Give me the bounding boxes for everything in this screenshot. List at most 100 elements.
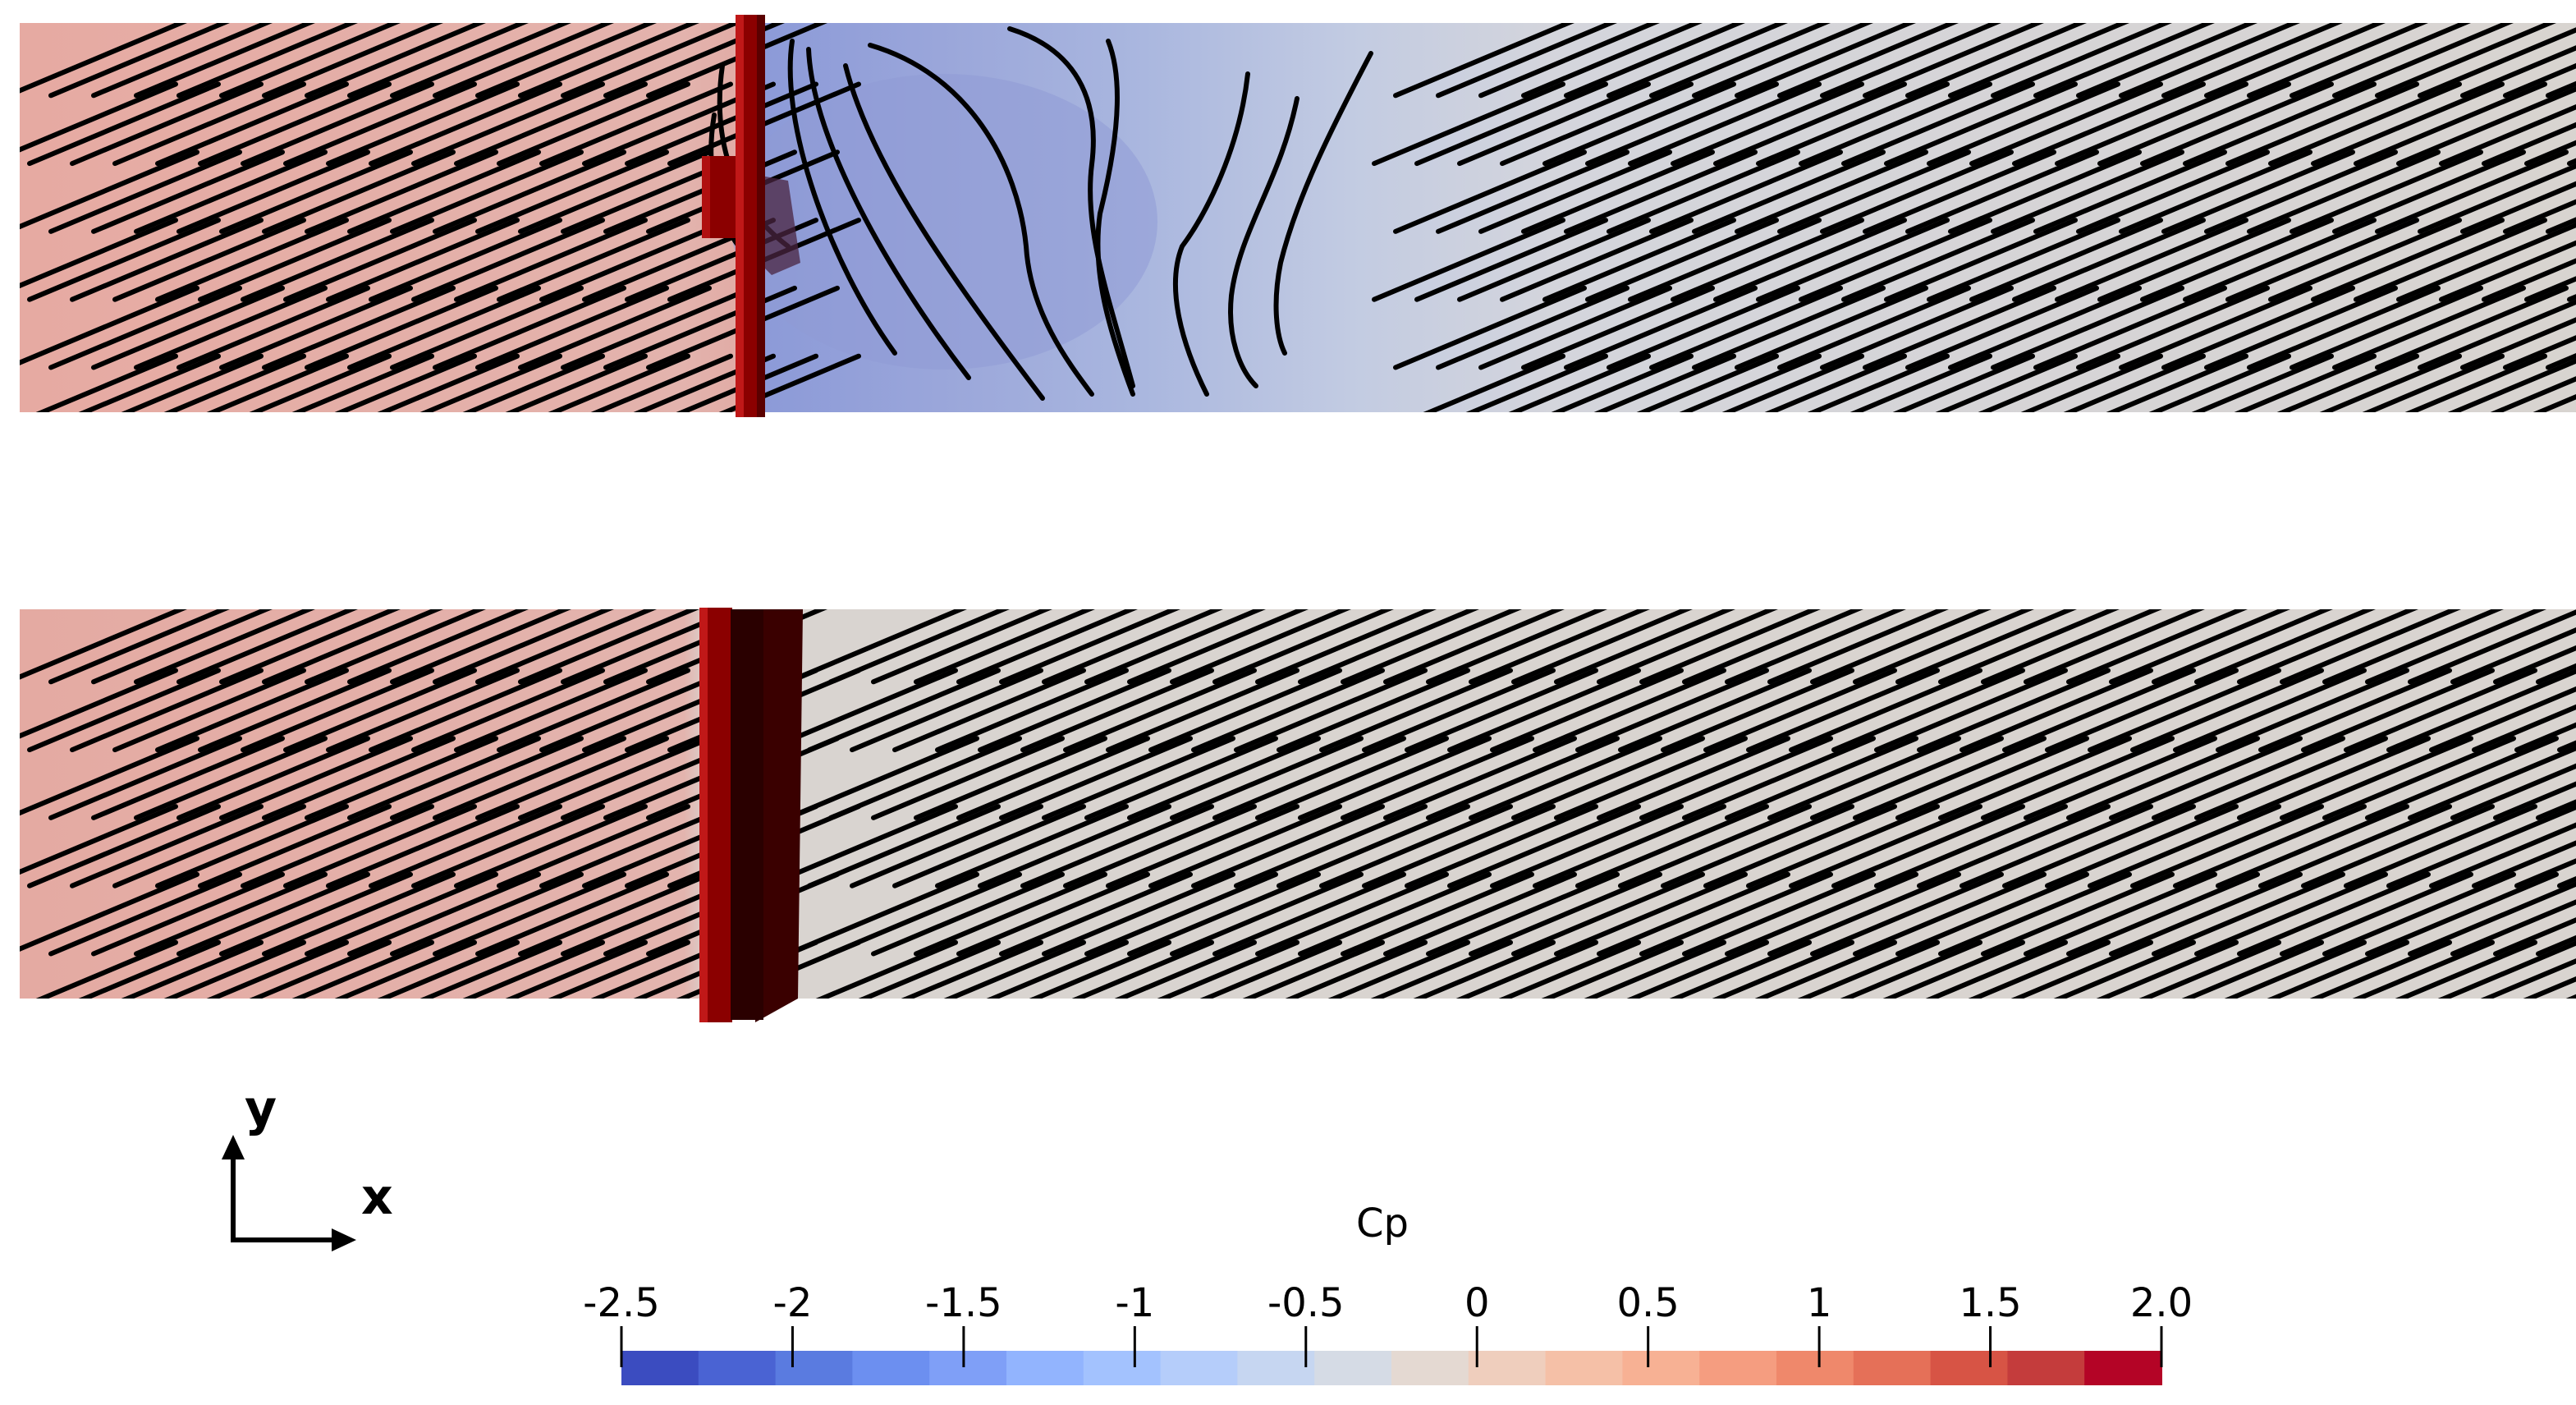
streamline: [1636, 353, 1779, 412]
streamline: [548, 353, 690, 412]
streamline: [1084, 871, 1278, 957]
streamline: [305, 609, 486, 685]
colorbar-swatch: [852, 1351, 931, 1385]
streamline: [241, 218, 434, 302]
streamline: [1820, 285, 2014, 370]
streamline: [20, 149, 199, 230]
streamline: [390, 736, 584, 820]
streamline: [1457, 81, 1651, 167]
streamline: [1607, 285, 1800, 370]
streamline: [2322, 609, 2504, 685]
streamline: [2194, 871, 2388, 957]
streamline: [1362, 804, 1556, 888]
colorbar-swatch: [1391, 1351, 1469, 1385]
streamline: [1170, 871, 1364, 957]
streamline: [2237, 736, 2431, 820]
streamline: [2290, 23, 2471, 99]
streamline: [419, 939, 562, 999]
streamline: [1682, 736, 1876, 820]
streamline: [1042, 871, 1235, 957]
streamline: [2024, 871, 2217, 957]
streamline: [369, 804, 562, 888]
streamline: [943, 939, 1086, 999]
streamline: [35, 939, 178, 999]
streamline: [1383, 609, 1565, 685]
streamline: [2536, 934, 2576, 957]
streamline: [163, 939, 306, 999]
streamline: [561, 23, 742, 99]
streamline: [1500, 218, 1694, 302]
streamline: [1584, 939, 1726, 999]
streamline: [2152, 736, 2345, 820]
streamline: [2268, 81, 2462, 167]
streamline: [305, 149, 498, 234]
streamline: [2066, 871, 2260, 957]
streamline: [2076, 23, 2257, 99]
streamline: [1511, 871, 1705, 957]
streamline: [539, 668, 733, 753]
streamline: [291, 939, 434, 999]
streamline: [2204, 23, 2386, 99]
streamline: [347, 149, 541, 234]
streamline: [2204, 285, 2398, 370]
streamline: [1063, 804, 1257, 888]
streamline: [206, 353, 349, 412]
streamline: [2161, 285, 2355, 370]
streamline: [1917, 668, 2111, 753]
streamline: [475, 285, 669, 370]
streamline: [27, 81, 221, 167]
streamline: [1469, 736, 1662, 820]
streamline: [2204, 149, 2398, 234]
streamline: [1935, 353, 2078, 412]
streamline: [2450, 899, 2576, 957]
streamline: [1148, 804, 1342, 888]
streamline: [2418, 299, 2576, 370]
streamline: [326, 218, 520, 302]
streamline: [2375, 285, 2569, 370]
streamline: [433, 736, 626, 820]
streamline: [2045, 804, 2239, 888]
streamline: [1981, 609, 2162, 685]
colorbar-ticks: -2.5 -2 -1.5 -1 -0.5 0 0.5 1 1.5 2.0: [583, 1280, 2193, 1367]
streamline: [390, 23, 571, 99]
streamline: [112, 668, 306, 753]
colorbar-tick-label: -1.5: [925, 1280, 1002, 1326]
streamline: [2480, 958, 2576, 999]
streamline: [1639, 871, 1833, 957]
streamline: [828, 609, 1010, 685]
streamline: [91, 285, 285, 370]
streamline: [121, 353, 264, 412]
streamline: [1564, 23, 1745, 99]
streamline: [2493, 645, 2576, 685]
streamline: [1071, 939, 1214, 999]
streamline: [1948, 149, 2142, 234]
streamline: [1628, 81, 1822, 167]
streamline: [1447, 804, 1641, 888]
streamline: [112, 218, 306, 302]
streamline: [1478, 285, 1672, 370]
streamline: [2514, 722, 2576, 753]
colorbar-swatch: [775, 1351, 854, 1385]
streamline: [219, 871, 413, 957]
streamline: [1341, 736, 1534, 820]
streamline: [2097, 218, 2291, 302]
streamline: [1508, 353, 1651, 412]
wall-bottom-highlight: [699, 608, 708, 1022]
streamline: [2408, 745, 2576, 820]
streamline: [1892, 353, 2035, 412]
streamline: [2524, 276, 2576, 302]
streamline: [2109, 736, 2303, 820]
streamline: [1372, 81, 1565, 167]
streamline: [176, 609, 358, 685]
wake-low-pressure-region: [731, 74, 1157, 370]
wake-streamline: [1095, 39, 1135, 397]
streamline: [497, 81, 690, 167]
streamline: [1927, 218, 2120, 302]
streamline: [518, 871, 712, 957]
colorbar-tick-label: 1.5: [1959, 1280, 2021, 1326]
streamline: [1413, 939, 1556, 999]
streamline: [2234, 353, 2377, 412]
streamline: [155, 218, 349, 302]
streamline: [2024, 736, 2217, 820]
colorbar-gradient: [621, 1351, 2162, 1385]
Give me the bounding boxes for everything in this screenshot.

**AIM**
Rewrite all of the material above with every "colorbar-swatch" changed to "color swatch" and everything else kept the same. Leave out the pictures.

**TASK OUTPUT**
Give me the bounding boxes for everything in this screenshot. List at most 100 elements.
streamline: [1636, 353, 1779, 412]
streamline: [548, 353, 690, 412]
streamline: [1084, 871, 1278, 957]
streamline: [305, 609, 486, 685]
color swatch: [852, 1351, 931, 1385]
streamline: [241, 218, 434, 302]
streamline: [1820, 285, 2014, 370]
streamline: [20, 149, 199, 230]
streamline: [390, 736, 584, 820]
streamline: [1457, 81, 1651, 167]
streamline: [1607, 285, 1800, 370]
streamline: [2322, 609, 2504, 685]
streamline: [2194, 871, 2388, 957]
streamline: [1362, 804, 1556, 888]
color swatch: [1391, 1351, 1469, 1385]
streamline: [1170, 871, 1364, 957]
streamline: [2237, 736, 2431, 820]
streamline: [2290, 23, 2471, 99]
streamline: [419, 939, 562, 999]
streamline: [1682, 736, 1876, 820]
streamline: [1042, 871, 1235, 957]
streamline: [2024, 871, 2217, 957]
streamline: [369, 804, 562, 888]
streamline: [943, 939, 1086, 999]
streamline: [35, 939, 178, 999]
streamline: [1383, 609, 1565, 685]
streamline: [2536, 934, 2576, 957]
streamline: [163, 939, 306, 999]
streamline: [561, 23, 742, 99]
streamline: [1500, 218, 1694, 302]
streamline: [1584, 939, 1726, 999]
streamline: [2152, 736, 2345, 820]
streamline: [2268, 81, 2462, 167]
streamline: [305, 149, 498, 234]
streamline: [2066, 871, 2260, 957]
streamline: [2076, 23, 2257, 99]
streamline: [1511, 871, 1705, 957]
streamline: [539, 668, 733, 753]
streamline: [291, 939, 434, 999]
streamline: [2204, 23, 2386, 99]
streamline: [347, 149, 541, 234]
streamline: [2204, 285, 2398, 370]
streamline: [1063, 804, 1257, 888]
streamline: [206, 353, 349, 412]
streamline: [2161, 285, 2355, 370]
streamline: [1917, 668, 2111, 753]
streamline: [475, 285, 669, 370]
streamline: [27, 81, 221, 167]
streamline: [1469, 736, 1662, 820]
streamline: [2204, 149, 2398, 234]
streamline: [1935, 353, 2078, 412]
streamline: [2450, 899, 2576, 957]
streamline: [1148, 804, 1342, 888]
streamline: [2418, 299, 2576, 370]
streamline: [326, 218, 520, 302]
streamline: [2375, 285, 2569, 370]
streamline: [433, 736, 626, 820]
streamline: [2045, 804, 2239, 888]
streamline: [1981, 609, 2162, 685]
colorbar-ticks: -2.5 -2 -1.5 -1 -0.5 0 0.5 1 1.5 2.0: [583, 1280, 2193, 1367]
streamline: [390, 23, 571, 99]
streamline: [112, 668, 306, 753]
colorbar-tick-label: -1.5: [925, 1280, 1002, 1326]
streamline: [2480, 958, 2576, 999]
streamline: [1639, 871, 1833, 957]
streamline: [828, 609, 1010, 685]
streamline: [91, 285, 285, 370]
streamline: [121, 353, 264, 412]
streamline: [1564, 23, 1745, 99]
streamline: [2493, 645, 2576, 685]
streamline: [1071, 939, 1214, 999]
streamline: [1948, 149, 2142, 234]
streamline: [1628, 81, 1822, 167]
streamline: [1447, 804, 1641, 888]
streamline: [112, 218, 306, 302]
streamline: [1478, 285, 1672, 370]
streamline: [2514, 722, 2576, 753]
color swatch: [775, 1351, 854, 1385]
streamline: [219, 871, 413, 957]
streamline: [1341, 736, 1534, 820]
streamline: [2097, 218, 2291, 302]
streamline: [1508, 353, 1651, 412]
wall-bottom-highlight: [699, 608, 708, 1022]
streamline: [2408, 745, 2576, 820]
streamline: [1892, 353, 2035, 412]
streamline: [2524, 276, 2576, 302]
streamline: [2109, 736, 2303, 820]
streamline: [1372, 81, 1565, 167]
streamline: [176, 609, 358, 685]
wake-low-pressure-region: [731, 74, 1157, 370]
wake-streamline: [1095, 39, 1135, 397]
streamline: [497, 81, 690, 167]
streamline: [1927, 218, 2120, 302]
streamline: [518, 871, 712, 957]
colorbar-tick-label: 1.5: [1959, 1280, 2021, 1326]
streamline: [1413, 939, 1556, 999]
streamline: [2234, 353, 2377, 412]
streamline: [155, 218, 349, 302]
streamline: [2024, 736, 2217, 820]
colorbar-gradient: [621, 1351, 2162, 1385]
Give me the bounding boxes for everything in this screenshot.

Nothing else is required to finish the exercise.